Stored data
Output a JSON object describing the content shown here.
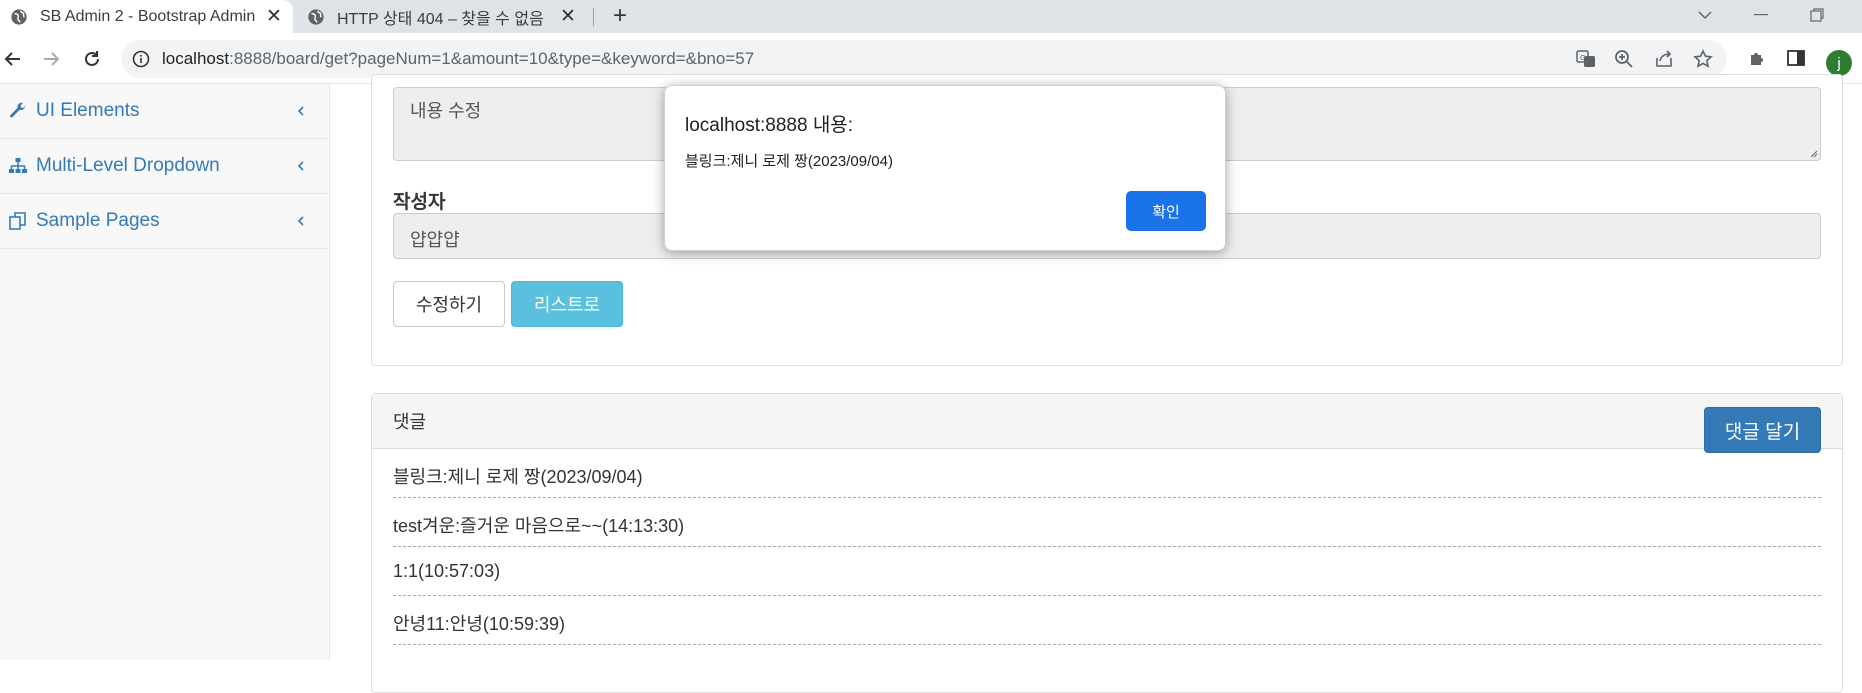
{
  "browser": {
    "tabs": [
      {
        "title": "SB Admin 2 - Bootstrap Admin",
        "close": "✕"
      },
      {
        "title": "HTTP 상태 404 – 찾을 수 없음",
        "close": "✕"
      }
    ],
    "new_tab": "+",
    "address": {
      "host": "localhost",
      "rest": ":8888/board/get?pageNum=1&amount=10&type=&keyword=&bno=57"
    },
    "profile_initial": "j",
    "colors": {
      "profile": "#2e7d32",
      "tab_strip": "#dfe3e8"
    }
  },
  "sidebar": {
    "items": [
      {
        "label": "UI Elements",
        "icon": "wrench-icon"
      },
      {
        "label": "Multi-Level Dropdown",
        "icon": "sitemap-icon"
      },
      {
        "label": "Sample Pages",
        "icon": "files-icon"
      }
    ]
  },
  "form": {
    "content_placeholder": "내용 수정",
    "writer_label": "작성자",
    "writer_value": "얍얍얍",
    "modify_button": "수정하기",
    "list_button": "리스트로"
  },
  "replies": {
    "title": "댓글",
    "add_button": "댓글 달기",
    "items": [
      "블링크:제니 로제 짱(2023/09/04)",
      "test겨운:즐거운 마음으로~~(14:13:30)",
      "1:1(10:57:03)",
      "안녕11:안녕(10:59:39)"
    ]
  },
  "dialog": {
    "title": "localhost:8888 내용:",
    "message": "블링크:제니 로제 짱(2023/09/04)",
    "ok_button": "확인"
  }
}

...

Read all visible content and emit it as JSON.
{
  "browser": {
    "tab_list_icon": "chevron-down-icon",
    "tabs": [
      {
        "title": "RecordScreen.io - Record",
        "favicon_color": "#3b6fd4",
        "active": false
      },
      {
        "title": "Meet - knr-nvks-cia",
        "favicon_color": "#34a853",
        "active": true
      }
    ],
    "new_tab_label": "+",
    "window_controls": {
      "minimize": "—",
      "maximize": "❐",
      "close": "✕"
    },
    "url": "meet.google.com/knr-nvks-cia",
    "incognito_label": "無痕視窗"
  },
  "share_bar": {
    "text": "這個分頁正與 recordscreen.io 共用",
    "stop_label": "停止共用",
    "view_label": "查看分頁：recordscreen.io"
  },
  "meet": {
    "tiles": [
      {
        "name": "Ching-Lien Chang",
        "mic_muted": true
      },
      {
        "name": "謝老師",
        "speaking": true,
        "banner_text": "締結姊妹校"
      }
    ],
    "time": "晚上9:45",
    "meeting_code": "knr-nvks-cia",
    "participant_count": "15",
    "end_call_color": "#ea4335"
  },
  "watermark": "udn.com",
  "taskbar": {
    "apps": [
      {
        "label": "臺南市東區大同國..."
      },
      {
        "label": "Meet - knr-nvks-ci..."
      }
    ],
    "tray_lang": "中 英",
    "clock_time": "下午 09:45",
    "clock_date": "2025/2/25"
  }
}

Brief>
Among the entries above, how many lines include the word "JSON"? Give the number with no comment.

Finished answer>
2